Entries taken from a collection
....
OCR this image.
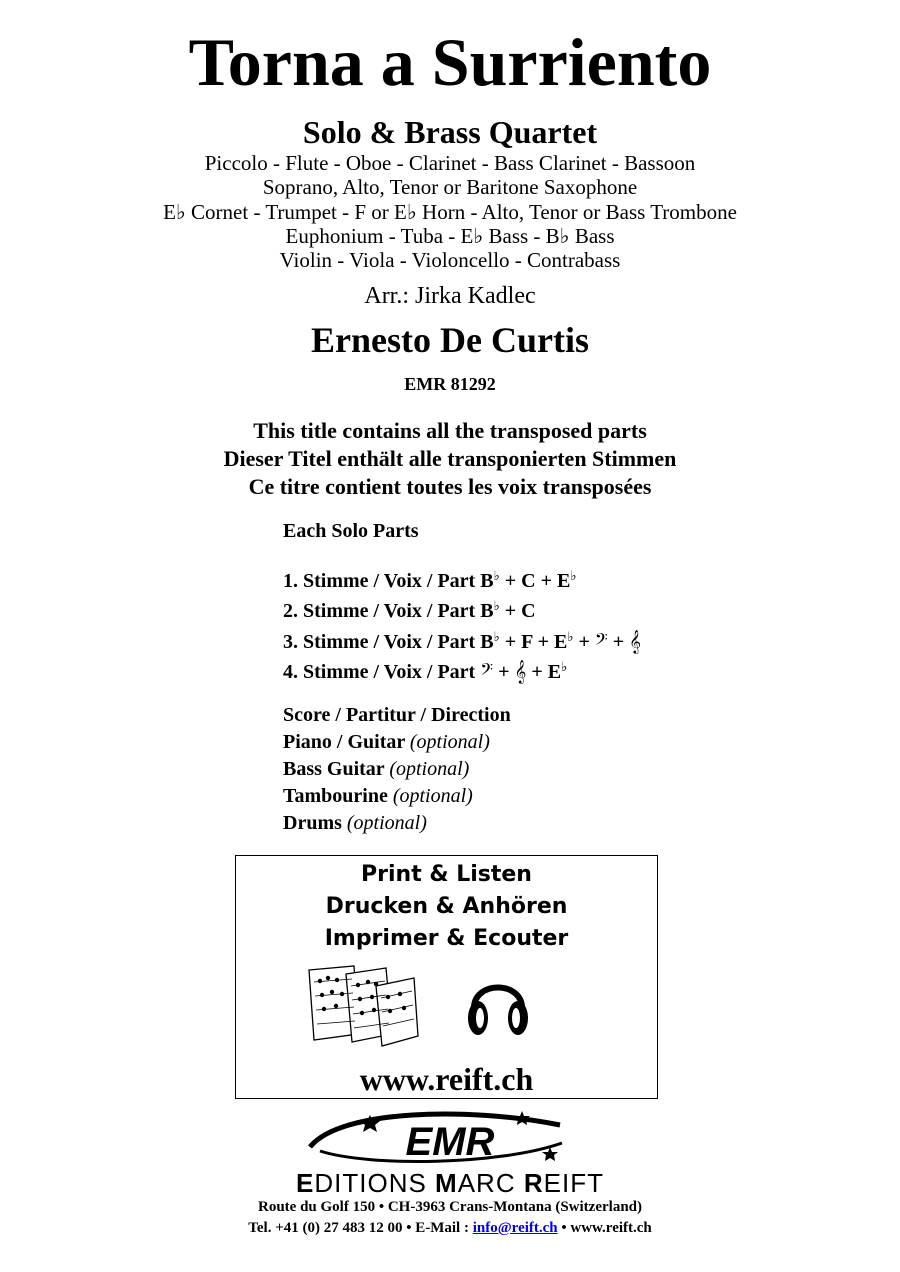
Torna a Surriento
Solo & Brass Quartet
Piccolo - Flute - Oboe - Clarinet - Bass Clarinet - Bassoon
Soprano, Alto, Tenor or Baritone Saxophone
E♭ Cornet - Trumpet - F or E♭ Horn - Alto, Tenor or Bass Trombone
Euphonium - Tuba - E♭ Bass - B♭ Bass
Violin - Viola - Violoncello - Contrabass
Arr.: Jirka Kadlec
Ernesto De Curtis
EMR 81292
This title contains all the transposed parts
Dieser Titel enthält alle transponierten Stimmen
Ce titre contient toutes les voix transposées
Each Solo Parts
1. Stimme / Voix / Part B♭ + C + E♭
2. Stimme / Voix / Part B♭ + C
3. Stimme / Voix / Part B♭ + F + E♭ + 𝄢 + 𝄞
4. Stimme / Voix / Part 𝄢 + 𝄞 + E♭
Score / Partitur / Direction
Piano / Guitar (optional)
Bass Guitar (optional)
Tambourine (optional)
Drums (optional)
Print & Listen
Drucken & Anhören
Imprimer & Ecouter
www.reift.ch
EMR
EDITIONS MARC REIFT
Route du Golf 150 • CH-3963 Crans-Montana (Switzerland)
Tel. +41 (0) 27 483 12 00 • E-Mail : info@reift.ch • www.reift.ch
....
**Stated exercise**
Select all lines in the listing above where the word "Alto" appears, and show them.

**Solution for this exercise**
Soprano, Alto, Tenor or Baritone Saxophone
E♭ Cornet - Trumpet - F or E♭ Horn - Alto, Tenor or Bass Trombone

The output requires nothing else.